The request
Copy, in full, each line of the material that holds the word "подтверждающие".

Input
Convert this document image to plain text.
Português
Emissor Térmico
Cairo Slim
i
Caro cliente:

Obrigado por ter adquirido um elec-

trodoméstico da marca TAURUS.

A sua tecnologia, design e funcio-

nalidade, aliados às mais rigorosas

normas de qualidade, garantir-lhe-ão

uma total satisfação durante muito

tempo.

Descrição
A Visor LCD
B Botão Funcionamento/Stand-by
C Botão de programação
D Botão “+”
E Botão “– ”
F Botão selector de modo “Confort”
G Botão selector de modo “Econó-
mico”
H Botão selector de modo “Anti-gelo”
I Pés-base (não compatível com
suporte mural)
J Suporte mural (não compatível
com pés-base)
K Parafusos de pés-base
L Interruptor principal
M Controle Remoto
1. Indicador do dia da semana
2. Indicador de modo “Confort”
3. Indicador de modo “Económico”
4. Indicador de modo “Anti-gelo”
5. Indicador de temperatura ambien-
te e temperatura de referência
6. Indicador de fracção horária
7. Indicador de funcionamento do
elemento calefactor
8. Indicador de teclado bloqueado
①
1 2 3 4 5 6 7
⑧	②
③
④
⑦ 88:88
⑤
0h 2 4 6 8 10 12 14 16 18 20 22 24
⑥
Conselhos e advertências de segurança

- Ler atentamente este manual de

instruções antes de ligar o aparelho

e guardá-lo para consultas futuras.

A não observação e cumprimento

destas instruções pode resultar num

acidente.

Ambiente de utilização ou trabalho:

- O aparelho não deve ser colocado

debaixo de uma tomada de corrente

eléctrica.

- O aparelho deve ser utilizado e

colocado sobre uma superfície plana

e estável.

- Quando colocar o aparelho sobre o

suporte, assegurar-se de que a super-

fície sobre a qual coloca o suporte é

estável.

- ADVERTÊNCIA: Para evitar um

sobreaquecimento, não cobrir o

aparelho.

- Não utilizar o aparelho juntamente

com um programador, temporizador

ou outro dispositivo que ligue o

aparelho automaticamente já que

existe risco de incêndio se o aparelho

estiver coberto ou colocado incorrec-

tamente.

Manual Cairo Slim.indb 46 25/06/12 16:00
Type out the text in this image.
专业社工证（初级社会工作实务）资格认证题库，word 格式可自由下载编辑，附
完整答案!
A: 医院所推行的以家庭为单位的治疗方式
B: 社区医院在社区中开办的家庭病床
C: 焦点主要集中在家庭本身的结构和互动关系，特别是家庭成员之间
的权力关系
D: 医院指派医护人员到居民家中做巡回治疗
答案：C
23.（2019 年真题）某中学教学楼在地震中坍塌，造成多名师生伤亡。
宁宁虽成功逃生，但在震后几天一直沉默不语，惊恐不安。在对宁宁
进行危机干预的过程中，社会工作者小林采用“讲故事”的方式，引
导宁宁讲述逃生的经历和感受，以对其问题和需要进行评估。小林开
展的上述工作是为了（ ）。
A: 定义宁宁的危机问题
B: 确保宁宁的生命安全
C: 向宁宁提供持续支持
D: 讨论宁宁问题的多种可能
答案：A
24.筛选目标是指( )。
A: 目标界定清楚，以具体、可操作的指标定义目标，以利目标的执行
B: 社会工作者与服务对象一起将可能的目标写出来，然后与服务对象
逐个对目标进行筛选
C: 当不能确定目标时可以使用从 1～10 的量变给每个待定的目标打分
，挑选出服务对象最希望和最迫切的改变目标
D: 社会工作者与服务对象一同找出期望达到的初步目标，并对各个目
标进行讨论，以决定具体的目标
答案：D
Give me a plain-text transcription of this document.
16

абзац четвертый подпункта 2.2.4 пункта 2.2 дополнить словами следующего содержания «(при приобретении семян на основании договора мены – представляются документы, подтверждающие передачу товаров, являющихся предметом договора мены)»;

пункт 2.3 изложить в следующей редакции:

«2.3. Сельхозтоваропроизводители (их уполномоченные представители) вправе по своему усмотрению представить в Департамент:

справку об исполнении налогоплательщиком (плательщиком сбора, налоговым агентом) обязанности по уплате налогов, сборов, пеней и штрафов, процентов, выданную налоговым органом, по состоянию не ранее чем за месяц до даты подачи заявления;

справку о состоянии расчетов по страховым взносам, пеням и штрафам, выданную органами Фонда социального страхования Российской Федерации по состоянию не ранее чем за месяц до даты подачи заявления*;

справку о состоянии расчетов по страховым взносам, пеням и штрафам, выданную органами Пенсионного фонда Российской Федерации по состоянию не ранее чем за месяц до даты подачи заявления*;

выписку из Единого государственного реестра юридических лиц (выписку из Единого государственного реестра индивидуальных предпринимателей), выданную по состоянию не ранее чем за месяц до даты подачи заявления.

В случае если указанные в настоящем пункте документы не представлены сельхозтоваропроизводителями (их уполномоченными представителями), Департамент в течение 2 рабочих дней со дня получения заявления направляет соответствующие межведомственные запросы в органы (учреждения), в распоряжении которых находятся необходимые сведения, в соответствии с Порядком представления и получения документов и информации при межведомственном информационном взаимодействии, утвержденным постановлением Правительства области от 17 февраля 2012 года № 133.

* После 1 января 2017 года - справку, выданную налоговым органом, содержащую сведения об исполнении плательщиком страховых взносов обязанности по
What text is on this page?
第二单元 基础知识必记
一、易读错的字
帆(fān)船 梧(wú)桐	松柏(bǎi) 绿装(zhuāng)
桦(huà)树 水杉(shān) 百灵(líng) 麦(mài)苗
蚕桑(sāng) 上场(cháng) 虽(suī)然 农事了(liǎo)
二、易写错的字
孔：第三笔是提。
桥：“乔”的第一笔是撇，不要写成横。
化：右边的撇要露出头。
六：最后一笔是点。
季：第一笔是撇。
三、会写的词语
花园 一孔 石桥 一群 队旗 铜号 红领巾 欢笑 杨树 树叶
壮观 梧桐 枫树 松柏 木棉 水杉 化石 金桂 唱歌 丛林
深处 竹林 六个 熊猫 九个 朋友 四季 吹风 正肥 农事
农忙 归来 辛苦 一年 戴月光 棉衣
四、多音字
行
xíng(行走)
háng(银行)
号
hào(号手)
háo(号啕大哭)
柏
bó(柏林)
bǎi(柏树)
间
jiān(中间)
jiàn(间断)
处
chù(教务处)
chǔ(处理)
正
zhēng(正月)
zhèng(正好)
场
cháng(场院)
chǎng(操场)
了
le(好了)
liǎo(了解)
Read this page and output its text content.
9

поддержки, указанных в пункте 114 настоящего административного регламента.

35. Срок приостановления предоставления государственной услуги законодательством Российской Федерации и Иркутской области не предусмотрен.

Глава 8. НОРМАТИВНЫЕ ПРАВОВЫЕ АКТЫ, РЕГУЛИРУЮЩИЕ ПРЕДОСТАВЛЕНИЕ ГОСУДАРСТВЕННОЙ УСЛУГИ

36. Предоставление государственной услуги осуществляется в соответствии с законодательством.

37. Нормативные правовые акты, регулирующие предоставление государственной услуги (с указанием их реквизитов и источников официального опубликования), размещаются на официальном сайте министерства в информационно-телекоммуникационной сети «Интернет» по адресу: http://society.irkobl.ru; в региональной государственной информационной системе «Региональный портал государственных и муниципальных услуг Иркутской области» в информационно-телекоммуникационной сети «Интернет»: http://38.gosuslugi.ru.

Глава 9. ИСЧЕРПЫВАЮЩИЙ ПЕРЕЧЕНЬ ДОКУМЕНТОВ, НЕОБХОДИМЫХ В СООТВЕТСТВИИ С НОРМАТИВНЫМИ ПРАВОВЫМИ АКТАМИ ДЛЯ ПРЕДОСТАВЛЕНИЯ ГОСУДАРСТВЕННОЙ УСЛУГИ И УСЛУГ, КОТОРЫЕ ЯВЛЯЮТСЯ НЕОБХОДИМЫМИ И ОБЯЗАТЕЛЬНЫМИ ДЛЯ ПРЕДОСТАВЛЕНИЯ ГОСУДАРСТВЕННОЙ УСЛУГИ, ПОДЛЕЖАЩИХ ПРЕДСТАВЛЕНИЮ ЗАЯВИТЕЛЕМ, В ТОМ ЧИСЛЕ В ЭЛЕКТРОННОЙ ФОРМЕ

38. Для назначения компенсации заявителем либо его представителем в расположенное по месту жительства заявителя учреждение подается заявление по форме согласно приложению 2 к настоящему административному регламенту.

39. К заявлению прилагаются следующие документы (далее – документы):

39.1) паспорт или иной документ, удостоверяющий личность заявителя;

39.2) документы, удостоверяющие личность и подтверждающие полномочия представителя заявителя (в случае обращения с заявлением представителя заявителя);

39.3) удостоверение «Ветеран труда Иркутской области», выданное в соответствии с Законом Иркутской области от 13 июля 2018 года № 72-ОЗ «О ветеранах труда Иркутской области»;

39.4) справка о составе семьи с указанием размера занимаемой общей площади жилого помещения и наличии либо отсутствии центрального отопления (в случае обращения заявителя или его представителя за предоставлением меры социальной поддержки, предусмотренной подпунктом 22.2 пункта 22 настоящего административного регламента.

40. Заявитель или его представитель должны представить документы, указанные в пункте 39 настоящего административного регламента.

Answer for this exercise
абзац четвертый подпункта 2.2.4 пункта 2.2 дополнить словами следующего содержания «(при приобретении семян на основании договора мены – представляются документы, подтверждающие передачу товаров, являющихся предметом договора мены)»;
39.2) документы, удостоверяющие личность и подтверждающие полномочия представителя заявителя (в случае обращения с заявлением представителя заявителя);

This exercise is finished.